## EXERCISE DESCRIPTION
All entries below are to be set down again, identical to the source.

── STORED ROWS ──

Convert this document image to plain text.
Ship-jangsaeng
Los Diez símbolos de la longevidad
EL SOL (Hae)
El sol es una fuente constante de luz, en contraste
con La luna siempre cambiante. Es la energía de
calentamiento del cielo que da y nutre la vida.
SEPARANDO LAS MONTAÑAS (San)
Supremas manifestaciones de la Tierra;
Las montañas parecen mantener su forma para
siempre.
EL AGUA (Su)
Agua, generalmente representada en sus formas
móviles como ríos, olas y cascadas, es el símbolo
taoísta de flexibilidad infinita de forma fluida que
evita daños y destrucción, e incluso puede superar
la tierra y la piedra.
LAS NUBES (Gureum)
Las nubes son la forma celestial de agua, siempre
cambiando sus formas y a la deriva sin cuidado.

───

## SOLVED PROBLEM
Convert this document image to plain text.
Ship-jangsaeng
Los Diez símbolos de la longevidad
EL SOL (Hae)
El sol es una fuente constante de luz, en contraste
con La luna siempre cambiante. Es la energía de
calentamiento del cielo que da y nutre la vida.
SEPARANDO LAS MONTAÑAS (San)
Supremas manifestaciones de la Tierra;
Las montañas parecen mantener su forma para
siempre.
EL AGUA (Su)
Agua, generalmente representada en sus formas
móviles como ríos, olas y cascadas, es el símbolo
taoísta de flexibilidad infinita de forma fluida que
evita daños y destrucción, e incluso puede superar
la tierra y la piedra.
LAS NUBES (Gureum)
Las nubes son la forma celestial de agua, siempre
cambiando sus formas y a la deriva sin cuidado.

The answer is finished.